**TO DO**
Copy out all of the data below with no alterations.

• • • •

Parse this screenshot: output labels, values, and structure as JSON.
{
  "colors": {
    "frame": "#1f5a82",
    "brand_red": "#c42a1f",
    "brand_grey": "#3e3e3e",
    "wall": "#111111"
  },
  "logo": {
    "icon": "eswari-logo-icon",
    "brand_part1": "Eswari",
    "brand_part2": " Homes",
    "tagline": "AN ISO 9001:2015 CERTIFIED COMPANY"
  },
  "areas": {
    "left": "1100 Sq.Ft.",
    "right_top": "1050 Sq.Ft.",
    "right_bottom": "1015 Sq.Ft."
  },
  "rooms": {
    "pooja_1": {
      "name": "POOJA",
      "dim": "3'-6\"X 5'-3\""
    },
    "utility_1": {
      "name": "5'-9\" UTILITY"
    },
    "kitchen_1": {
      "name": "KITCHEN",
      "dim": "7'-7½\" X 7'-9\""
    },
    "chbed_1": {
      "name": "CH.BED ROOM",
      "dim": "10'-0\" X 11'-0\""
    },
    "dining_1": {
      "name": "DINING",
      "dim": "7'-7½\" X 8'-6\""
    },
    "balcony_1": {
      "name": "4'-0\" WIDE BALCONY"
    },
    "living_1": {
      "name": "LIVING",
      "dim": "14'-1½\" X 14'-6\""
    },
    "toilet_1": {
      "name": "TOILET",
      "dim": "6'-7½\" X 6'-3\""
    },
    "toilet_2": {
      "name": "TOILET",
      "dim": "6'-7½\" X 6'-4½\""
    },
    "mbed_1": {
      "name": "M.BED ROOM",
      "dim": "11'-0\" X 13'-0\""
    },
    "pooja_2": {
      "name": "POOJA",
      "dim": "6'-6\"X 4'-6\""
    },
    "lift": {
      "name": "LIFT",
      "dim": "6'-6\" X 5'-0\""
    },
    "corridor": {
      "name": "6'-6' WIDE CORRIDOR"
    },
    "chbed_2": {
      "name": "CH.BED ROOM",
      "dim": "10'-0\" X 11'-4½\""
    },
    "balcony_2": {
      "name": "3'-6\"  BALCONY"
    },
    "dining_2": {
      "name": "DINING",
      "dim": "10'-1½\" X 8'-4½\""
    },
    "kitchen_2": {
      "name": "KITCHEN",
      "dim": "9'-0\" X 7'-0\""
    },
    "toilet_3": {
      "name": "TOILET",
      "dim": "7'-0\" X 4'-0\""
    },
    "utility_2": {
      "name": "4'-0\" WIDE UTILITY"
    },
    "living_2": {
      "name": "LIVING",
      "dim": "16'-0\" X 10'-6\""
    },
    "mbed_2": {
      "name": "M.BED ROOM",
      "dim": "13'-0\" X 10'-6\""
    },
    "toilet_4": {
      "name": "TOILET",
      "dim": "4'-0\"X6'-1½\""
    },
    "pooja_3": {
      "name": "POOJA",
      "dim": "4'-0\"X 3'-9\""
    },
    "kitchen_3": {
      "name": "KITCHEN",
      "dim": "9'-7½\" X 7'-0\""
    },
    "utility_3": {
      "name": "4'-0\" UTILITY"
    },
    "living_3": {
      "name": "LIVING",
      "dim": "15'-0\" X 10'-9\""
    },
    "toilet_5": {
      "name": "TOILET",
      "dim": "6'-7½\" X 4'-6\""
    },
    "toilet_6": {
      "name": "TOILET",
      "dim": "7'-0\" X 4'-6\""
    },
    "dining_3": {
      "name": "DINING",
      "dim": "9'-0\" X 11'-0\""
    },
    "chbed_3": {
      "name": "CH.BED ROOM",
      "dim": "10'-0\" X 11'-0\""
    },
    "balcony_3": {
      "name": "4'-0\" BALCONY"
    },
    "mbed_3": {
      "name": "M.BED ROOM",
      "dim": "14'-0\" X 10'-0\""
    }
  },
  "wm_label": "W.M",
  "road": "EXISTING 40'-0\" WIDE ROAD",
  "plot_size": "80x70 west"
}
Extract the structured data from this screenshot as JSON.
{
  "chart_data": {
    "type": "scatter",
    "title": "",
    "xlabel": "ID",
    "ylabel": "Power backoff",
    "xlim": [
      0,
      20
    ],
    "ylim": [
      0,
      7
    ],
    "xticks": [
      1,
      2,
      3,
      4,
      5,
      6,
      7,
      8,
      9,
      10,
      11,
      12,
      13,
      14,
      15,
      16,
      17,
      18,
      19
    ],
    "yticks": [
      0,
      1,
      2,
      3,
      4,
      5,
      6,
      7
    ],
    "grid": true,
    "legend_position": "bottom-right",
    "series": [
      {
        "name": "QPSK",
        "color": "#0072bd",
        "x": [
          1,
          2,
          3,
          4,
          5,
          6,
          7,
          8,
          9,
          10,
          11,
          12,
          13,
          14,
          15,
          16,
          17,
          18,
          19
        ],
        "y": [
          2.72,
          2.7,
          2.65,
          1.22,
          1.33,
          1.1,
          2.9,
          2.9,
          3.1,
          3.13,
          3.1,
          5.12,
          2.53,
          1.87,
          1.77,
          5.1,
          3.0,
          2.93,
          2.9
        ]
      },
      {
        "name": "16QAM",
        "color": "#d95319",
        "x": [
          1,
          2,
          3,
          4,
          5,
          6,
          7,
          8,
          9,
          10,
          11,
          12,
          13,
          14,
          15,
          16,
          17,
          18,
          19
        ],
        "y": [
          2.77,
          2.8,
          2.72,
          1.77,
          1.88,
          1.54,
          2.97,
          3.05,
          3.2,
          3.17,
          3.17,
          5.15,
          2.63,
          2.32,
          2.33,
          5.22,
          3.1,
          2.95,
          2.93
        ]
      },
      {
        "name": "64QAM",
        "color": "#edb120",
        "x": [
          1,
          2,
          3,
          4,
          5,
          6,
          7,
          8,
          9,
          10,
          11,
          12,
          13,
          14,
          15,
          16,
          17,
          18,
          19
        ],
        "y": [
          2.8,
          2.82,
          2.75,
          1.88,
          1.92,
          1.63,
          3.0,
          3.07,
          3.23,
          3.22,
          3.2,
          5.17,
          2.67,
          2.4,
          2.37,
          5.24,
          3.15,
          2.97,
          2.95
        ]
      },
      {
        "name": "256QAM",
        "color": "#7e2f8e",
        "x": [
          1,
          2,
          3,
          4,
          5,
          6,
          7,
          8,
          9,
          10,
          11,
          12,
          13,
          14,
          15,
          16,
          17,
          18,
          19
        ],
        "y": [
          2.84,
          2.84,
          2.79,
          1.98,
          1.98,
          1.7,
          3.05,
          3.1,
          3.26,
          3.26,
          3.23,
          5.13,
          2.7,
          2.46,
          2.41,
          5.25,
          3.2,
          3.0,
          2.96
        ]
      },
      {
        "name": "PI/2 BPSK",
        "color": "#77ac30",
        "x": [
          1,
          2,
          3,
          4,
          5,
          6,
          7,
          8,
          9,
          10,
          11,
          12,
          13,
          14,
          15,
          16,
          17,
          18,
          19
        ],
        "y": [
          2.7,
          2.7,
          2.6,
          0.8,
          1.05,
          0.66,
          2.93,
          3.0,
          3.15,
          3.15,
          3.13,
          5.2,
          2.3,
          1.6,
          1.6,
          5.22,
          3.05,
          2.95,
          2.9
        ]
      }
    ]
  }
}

• • • •

**FULL SOLUTION**
Parse this screenshot: output labels, values, and structure as JSON.
{
  "colors": {
    "frame": "#1f5a82",
    "brand_red": "#c42a1f",
    "brand_grey": "#3e3e3e",
    "wall": "#111111"
  },
  "logo": {
    "icon": "eswari-logo-icon",
    "brand_part1": "Eswari",
    "brand_part2": " Homes",
    "tagline": "AN ISO 9001:2015 CERTIFIED COMPANY"
  },
  "areas": {
    "left": "1100 Sq.Ft.",
    "right_top": "1050 Sq.Ft.",
    "right_bottom": "1015 Sq.Ft."
  },
  "rooms": {
    "pooja_1": {
      "name": "POOJA",
      "dim": "3'-6\"X 5'-3\""
    },
    "utility_1": {
      "name": "5'-9\" UTILITY"
    },
    "kitchen_1": {
      "name": "KITCHEN",
      "dim": "7'-7½\" X 7'-9\""
    },
    "chbed_1": {
      "name": "CH.BED ROOM",
      "dim": "10'-0\" X 11'-0\""
    },
    "dining_1": {
      "name": "DINING",
      "dim": "7'-7½\" X 8'-6\""
    },
    "balcony_1": {
      "name": "4'-0\" WIDE BALCONY"
    },
    "living_1": {
      "name": "LIVING",
      "dim": "14'-1½\" X 14'-6\""
    },
    "toilet_1": {
      "name": "TOILET",
      "dim": "6'-7½\" X 6'-3\""
    },
    "toilet_2": {
      "name": "TOILET",
      "dim": "6'-7½\" X 6'-4½\""
    },
    "mbed_1": {
      "name": "M.BED ROOM",
      "dim": "11'-0\" X 13'-0\""
    },
    "pooja_2": {
      "name": "POOJA",
      "dim": "6'-6\"X 4'-6\""
    },
    "lift": {
      "name": "LIFT",
      "dim": "6'-6\" X 5'-0\""
    },
    "corridor": {
      "name": "6'-6' WIDE CORRIDOR"
    },
    "chbed_2": {
      "name": "CH.BED ROOM",
      "dim": "10'-0\" X 11'-4½\""
    },
    "balcony_2": {
      "name": "3'-6\"  BALCONY"
    },
    "dining_2": {
      "name": "DINING",
      "dim": "10'-1½\" X 8'-4½\""
    },
    "kitchen_2": {
      "name": "KITCHEN",
      "dim": "9'-0\" X 7'-0\""
    },
    "toilet_3": {
      "name": "TOILET",
      "dim": "7'-0\" X 4'-0\""
    },
    "utility_2": {
      "name": "4'-0\" WIDE UTILITY"
    },
    "living_2": {
      "name": "LIVING",
      "dim": "16'-0\" X 10'-6\""
    },
    "mbed_2": {
      "name": "M.BED ROOM",
      "dim": "13'-0\" X 10'-6\""
    },
    "toilet_4": {
      "name": "TOILET",
      "dim": "4'-0\"X6'-1½\""
    },
    "pooja_3": {
      "name": "POOJA",
      "dim": "4'-0\"X 3'-9\""
    },
    "kitchen_3": {
      "name": "KITCHEN",
      "dim": "9'-7½\" X 7'-0\""
    },
    "utility_3": {
      "name": "4'-0\" UTILITY"
    },
    "living_3": {
      "name": "LIVING",
      "dim": "15'-0\" X 10'-9\""
    },
    "toilet_5": {
      "name": "TOILET",
      "dim": "6'-7½\" X 4'-6\""
    },
    "toilet_6": {
      "name": "TOILET",
      "dim": "7'-0\" X 4'-6\""
    },
    "dining_3": {
      "name": "DINING",
      "dim": "9'-0\" X 11'-0\""
    },
    "chbed_3": {
      "name": "CH.BED ROOM",
      "dim": "10'-0\" X 11'-0\""
    },
    "balcony_3": {
      "name": "4'-0\" BALCONY"
    },
    "mbed_3": {
      "name": "M.BED ROOM",
      "dim": "14'-0\" X 10'-0\""
    }
  },
  "wm_label": "W.M",
  "road": "EXISTING 40'-0\" WIDE ROAD",
  "plot_size": "80x70 west"
}
Extract the structured data from this screenshot as JSON.
{
  "chart_data": {
    "type": "scatter",
    "title": "",
    "xlabel": "ID",
    "ylabel": "Power backoff",
    "xlim": [
      0,
      20
    ],
    "ylim": [
      0,
      7
    ],
    "xticks": [
      1,
      2,
      3,
      4,
      5,
      6,
      7,
      8,
      9,
      10,
      11,
      12,
      13,
      14,
      15,
      16,
      17,
      18,
      19
    ],
    "yticks": [
      0,
      1,
      2,
      3,
      4,
      5,
      6,
      7
    ],
    "grid": true,
    "legend_position": "bottom-right",
    "series": [
      {
        "name": "QPSK",
        "color": "#0072bd",
        "x": [
          1,
          2,
          3,
          4,
          5,
          6,
          7,
          8,
          9,
          10,
          11,
          12,
          13,
          14,
          15,
          16,
          17,
          18,
          19
        ],
        "y": [
          2.72,
          2.7,
          2.65,
          1.22,
          1.33,
          1.1,
          2.9,
          2.9,
          3.1,
          3.13,
          3.1,
          5.12,
          2.53,
          1.87,
          1.77,
          5.1,
          3.0,
          2.93,
          2.9
        ]
      },
      {
        "name": "16QAM",
        "color": "#d95319",
        "x": [
          1,
          2,
          3,
          4,
          5,
          6,
          7,
          8,
          9,
          10,
          11,
          12,
          13,
          14,
          15,
          16,
          17,
          18,
          19
        ],
        "y": [
          2.77,
          2.8,
          2.72,
          1.77,
          1.88,
          1.54,
          2.97,
          3.05,
          3.2,
          3.17,
          3.17,
          5.15,
          2.63,
          2.32,
          2.33,
          5.22,
          3.1,
          2.95,
          2.93
        ]
      },
      {
        "name": "64QAM",
        "color": "#edb120",
        "x": [
          1,
          2,
          3,
          4,
          5,
          6,
          7,
          8,
          9,
          10,
          11,
          12,
          13,
          14,
          15,
          16,
          17,
          18,
          19
        ],
        "y": [
          2.8,
          2.82,
          2.75,
          1.88,
          1.92,
          1.63,
          3.0,
          3.07,
          3.23,
          3.22,
          3.2,
          5.17,
          2.67,
          2.4,
          2.37,
          5.24,
          3.15,
          2.97,
          2.95
        ]
      },
      {
        "name": "256QAM",
        "color": "#7e2f8e",
        "x": [
          1,
          2,
          3,
          4,
          5,
          6,
          7,
          8,
          9,
          10,
          11,
          12,
          13,
          14,
          15,
          16,
          17,
          18,
          19
        ],
        "y": [
          2.84,
          2.84,
          2.79,
          1.98,
          1.98,
          1.7,
          3.05,
          3.1,
          3.26,
          3.26,
          3.23,
          5.13,
          2.7,
          2.46,
          2.41,
          5.25,
          3.2,
          3.0,
          2.96
        ]
      },
      {
        "name": "PI/2 BPSK",
        "color": "#77ac30",
        "x": [
          1,
          2,
          3,
          4,
          5,
          6,
          7,
          8,
          9,
          10,
          11,
          12,
          13,
          14,
          15,
          16,
          17,
          18,
          19
        ],
        "y": [
          2.7,
          2.7,
          2.6,
          0.8,
          1.05,
          0.66,
          2.93,
          3.0,
          3.15,
          3.15,
          3.13,
          5.2,
          2.3,
          1.6,
          1.6,
          5.22,
          3.05,
          2.95,
          2.9
        ]
      }
    ]
  }
}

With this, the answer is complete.